▸ WORK TO DO:
Identify every line containing the word "name" and reproduce each one.
* * *
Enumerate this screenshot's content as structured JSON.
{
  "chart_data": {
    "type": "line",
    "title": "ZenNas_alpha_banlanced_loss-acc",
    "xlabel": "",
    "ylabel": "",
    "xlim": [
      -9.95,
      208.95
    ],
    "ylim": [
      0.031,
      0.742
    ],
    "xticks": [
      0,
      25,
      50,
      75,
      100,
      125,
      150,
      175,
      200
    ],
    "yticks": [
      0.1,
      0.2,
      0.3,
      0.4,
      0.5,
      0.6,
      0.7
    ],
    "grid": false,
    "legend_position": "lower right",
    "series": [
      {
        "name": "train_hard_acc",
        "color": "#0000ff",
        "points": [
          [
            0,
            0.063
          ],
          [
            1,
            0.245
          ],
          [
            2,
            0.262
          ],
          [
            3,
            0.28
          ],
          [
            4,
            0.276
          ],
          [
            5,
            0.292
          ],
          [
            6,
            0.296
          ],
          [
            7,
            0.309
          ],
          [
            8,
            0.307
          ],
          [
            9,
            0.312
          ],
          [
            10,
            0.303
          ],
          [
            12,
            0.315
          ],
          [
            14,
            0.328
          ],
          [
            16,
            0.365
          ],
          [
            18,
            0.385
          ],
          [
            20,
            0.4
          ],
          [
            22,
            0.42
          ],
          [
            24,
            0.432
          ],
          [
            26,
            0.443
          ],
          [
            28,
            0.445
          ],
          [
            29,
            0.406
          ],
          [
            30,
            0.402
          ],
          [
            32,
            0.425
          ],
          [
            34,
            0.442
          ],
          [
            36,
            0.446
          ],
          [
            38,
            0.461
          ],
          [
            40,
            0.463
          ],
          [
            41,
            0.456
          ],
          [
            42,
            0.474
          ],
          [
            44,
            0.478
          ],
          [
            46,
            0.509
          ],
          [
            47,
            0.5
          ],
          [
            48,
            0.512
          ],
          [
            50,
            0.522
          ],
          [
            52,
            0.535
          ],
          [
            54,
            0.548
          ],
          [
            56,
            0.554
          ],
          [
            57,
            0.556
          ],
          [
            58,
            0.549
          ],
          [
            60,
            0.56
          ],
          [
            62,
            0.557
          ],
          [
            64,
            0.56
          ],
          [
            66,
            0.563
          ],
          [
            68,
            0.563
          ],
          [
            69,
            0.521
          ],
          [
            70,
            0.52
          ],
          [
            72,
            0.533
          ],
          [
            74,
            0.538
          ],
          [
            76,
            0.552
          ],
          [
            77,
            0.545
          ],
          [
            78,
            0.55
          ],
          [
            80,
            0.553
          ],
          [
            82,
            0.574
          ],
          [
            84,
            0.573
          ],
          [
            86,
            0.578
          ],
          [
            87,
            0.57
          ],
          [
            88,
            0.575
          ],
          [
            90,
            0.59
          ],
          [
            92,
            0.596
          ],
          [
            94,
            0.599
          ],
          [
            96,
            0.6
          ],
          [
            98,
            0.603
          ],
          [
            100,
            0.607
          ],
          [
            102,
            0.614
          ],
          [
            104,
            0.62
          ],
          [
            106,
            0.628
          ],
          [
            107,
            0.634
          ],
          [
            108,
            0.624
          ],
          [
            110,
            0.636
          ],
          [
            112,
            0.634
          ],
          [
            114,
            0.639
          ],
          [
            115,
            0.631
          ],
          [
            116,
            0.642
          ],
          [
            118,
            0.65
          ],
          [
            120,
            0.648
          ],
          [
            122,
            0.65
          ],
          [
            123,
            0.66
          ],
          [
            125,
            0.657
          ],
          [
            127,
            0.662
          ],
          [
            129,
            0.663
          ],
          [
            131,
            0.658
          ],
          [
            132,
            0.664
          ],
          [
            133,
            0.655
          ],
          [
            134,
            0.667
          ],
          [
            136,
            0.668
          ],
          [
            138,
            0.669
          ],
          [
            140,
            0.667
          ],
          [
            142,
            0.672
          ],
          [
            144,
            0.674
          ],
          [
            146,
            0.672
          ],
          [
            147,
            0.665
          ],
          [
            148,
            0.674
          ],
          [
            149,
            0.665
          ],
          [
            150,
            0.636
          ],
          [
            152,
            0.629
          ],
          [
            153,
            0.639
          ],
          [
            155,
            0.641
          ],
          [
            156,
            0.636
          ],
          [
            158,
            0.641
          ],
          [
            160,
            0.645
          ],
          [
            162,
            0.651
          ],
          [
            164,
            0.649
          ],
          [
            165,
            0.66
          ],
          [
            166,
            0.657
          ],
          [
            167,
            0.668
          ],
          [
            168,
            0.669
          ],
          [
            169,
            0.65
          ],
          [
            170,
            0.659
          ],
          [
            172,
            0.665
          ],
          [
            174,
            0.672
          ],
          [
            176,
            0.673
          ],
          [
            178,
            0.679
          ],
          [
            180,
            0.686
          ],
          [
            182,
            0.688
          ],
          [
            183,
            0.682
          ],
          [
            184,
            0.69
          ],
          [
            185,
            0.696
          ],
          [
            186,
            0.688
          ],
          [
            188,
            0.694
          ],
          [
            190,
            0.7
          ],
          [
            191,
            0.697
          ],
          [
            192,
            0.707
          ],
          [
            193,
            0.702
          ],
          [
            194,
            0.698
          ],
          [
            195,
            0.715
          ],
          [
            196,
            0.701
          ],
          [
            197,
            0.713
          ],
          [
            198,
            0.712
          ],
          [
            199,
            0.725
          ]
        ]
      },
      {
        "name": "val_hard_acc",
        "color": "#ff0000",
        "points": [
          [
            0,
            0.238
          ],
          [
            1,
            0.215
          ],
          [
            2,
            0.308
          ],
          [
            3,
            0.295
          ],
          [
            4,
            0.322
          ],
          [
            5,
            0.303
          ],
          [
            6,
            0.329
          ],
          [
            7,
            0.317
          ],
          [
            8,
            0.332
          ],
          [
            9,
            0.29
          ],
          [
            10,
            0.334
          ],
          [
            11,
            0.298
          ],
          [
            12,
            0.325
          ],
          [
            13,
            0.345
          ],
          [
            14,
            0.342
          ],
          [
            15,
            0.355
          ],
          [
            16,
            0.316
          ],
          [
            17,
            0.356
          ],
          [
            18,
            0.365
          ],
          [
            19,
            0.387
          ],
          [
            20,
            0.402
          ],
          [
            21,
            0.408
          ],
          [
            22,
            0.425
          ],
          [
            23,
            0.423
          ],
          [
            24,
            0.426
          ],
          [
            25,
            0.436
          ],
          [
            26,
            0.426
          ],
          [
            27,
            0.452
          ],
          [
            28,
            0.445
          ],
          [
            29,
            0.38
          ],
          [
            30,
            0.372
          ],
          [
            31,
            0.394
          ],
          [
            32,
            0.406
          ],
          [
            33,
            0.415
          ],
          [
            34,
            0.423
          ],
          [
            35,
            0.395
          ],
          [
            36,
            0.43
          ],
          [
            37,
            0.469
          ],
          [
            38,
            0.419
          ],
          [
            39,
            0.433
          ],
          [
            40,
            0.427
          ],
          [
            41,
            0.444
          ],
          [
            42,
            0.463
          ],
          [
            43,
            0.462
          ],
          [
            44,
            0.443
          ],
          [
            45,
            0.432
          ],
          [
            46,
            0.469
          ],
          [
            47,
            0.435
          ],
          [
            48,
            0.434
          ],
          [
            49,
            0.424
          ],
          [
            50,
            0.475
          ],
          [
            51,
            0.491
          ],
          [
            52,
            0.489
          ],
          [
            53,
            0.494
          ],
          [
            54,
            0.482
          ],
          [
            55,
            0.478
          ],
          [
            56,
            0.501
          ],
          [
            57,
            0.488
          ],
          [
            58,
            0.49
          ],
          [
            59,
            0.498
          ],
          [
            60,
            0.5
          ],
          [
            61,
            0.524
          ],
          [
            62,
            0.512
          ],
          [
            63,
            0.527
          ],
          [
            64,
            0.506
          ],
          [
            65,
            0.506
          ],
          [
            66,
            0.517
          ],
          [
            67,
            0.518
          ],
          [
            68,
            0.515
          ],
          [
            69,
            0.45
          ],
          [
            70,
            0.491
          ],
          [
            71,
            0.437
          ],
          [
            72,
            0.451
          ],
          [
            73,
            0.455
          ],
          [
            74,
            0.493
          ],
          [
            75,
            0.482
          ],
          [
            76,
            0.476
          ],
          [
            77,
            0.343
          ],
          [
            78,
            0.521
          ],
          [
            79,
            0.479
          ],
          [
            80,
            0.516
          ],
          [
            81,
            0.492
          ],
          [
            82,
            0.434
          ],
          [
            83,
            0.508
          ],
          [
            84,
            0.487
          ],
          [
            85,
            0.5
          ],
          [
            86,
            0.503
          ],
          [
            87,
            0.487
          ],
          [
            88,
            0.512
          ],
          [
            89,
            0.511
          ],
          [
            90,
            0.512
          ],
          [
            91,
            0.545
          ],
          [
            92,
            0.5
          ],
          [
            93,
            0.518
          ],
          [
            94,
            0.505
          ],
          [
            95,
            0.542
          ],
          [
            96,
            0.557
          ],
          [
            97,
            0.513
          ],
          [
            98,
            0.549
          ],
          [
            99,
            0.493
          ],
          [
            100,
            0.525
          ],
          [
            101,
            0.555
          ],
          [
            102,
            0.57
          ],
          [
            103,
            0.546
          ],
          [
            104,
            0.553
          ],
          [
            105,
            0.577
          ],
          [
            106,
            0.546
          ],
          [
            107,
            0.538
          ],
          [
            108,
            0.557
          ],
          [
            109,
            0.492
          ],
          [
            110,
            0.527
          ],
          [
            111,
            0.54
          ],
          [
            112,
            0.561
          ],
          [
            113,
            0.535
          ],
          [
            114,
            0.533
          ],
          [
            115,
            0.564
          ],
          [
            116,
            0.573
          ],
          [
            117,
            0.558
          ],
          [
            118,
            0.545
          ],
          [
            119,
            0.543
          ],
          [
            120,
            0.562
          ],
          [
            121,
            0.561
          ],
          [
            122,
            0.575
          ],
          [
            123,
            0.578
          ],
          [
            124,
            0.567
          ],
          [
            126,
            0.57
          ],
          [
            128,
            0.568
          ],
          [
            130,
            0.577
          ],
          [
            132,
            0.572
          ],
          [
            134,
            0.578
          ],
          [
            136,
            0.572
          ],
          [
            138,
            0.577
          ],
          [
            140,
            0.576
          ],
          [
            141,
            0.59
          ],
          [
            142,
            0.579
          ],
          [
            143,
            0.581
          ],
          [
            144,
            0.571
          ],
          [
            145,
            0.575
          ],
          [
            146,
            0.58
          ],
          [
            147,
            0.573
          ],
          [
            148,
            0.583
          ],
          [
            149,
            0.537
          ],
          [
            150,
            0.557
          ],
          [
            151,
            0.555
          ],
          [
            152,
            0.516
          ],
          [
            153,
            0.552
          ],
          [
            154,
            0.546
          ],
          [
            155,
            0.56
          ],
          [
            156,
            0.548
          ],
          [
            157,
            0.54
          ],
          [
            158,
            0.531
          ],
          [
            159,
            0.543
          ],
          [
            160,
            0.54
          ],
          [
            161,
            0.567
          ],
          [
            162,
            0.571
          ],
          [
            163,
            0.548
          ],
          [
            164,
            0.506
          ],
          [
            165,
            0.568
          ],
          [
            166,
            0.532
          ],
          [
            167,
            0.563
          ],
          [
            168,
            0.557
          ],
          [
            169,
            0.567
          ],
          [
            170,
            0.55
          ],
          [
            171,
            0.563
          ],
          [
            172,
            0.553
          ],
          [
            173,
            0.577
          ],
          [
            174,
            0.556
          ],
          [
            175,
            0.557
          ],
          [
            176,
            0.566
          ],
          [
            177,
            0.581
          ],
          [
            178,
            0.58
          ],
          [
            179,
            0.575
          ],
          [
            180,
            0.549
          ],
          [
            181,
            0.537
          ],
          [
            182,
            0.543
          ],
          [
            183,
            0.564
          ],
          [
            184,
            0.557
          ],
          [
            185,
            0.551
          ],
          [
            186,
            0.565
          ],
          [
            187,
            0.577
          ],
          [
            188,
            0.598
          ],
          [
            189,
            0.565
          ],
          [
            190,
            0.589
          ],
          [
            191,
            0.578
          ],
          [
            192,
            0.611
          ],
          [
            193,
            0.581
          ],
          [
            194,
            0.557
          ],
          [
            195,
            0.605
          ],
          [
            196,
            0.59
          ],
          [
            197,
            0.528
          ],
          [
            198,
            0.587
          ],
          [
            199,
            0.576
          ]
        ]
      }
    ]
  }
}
* * *
▸ EXPECTED OUTPUT:
        "name": "train_hard_acc",
        "name": "val_hard_acc",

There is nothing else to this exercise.